Can you put the lines below into a JSON list of strings, with one string for each line and any blank lines left out?
□ □ □
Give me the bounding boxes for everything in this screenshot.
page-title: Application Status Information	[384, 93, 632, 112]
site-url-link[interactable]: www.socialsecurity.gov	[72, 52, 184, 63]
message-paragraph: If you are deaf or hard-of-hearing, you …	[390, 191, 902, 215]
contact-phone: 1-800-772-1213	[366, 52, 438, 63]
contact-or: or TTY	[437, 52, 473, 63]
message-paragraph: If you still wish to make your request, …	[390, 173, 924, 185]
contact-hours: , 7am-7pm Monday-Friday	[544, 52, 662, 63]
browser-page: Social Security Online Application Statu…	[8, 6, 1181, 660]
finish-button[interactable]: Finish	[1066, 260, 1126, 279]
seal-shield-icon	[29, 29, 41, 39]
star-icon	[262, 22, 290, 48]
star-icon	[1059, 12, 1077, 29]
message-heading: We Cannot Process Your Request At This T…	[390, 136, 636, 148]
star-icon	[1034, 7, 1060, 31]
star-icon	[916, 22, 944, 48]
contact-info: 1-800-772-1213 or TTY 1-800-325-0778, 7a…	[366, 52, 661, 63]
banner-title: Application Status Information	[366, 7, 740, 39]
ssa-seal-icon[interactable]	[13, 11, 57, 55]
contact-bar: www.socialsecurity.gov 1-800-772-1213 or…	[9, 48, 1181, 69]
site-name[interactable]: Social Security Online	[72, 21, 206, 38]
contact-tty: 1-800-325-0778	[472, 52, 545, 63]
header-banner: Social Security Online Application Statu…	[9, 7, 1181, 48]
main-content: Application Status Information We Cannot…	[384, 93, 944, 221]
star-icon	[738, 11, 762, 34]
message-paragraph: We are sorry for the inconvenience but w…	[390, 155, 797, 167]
□ □ □
Correct answer:
[
  "Give me the bounding boxes for everything in this screenshot.",
  "page-title: Application Status Information\t[384, 93, 632, 112]",
  "site-url-link[interactable]: www.socialsecurity.gov\t[72, 52, 184, 63]",
  "message-paragraph: If you are deaf or hard-of-hearing, you …\t[390, 191, 902, 215]",
  "contact-phone: 1-800-772-1213\t[366, 52, 438, 63]",
  "contact-or: or TTY\t[437, 52, 473, 63]",
  "message-paragraph: If you still wish to make your request, …\t[390, 173, 924, 185]",
  "contact-hours: , 7am-7pm Monday-Friday\t[544, 52, 662, 63]",
  "browser-page: Social Security Online Application Statu…\t[8, 6, 1181, 660]",
  "finish-button[interactable]: Finish\t[1066, 260, 1126, 279]",
  "seal-shield-icon\t[29, 29, 41, 39]",
  "star-icon\t[262, 22, 290, 48]",
  "star-icon\t[1059, 12, 1077, 29]",
  "message-heading: We Cannot Process Your Request At This T…\t[390, 136, 636, 148]",
  "star-icon\t[1034, 7, 1060, 31]",
  "star-icon\t[916, 22, 944, 48]",
  "contact-info: 1-800-772-1213 or TTY 1-800-325-0778, 7a…\t[366, 52, 661, 63]",
  "banner-title: Application Status Information\t[366, 7, 740, 39]",
  "ssa-seal-icon[interactable]\t[13, 11, 57, 55]",
  "contact-bar: www.socialsecurity.gov 1-800-772-1213 or…\t[9, 48, 1181, 69]",
  "site-name[interactable]: Social Security Online\t[72, 21, 206, 38]",
  "contact-tty: 1-800-325-0778\t[472, 52, 545, 63]",
  "header-banner: Social Security Online Application Statu…\t[9, 7, 1181, 48]",
  "main-content: Application Status Information We Cannot…\t[384, 93, 944, 221]",
  "star-icon\t[738, 11, 762, 34]",
  "message-paragraph: We are sorry for the inconvenience but w…\t[390, 155, 797, 167]"
]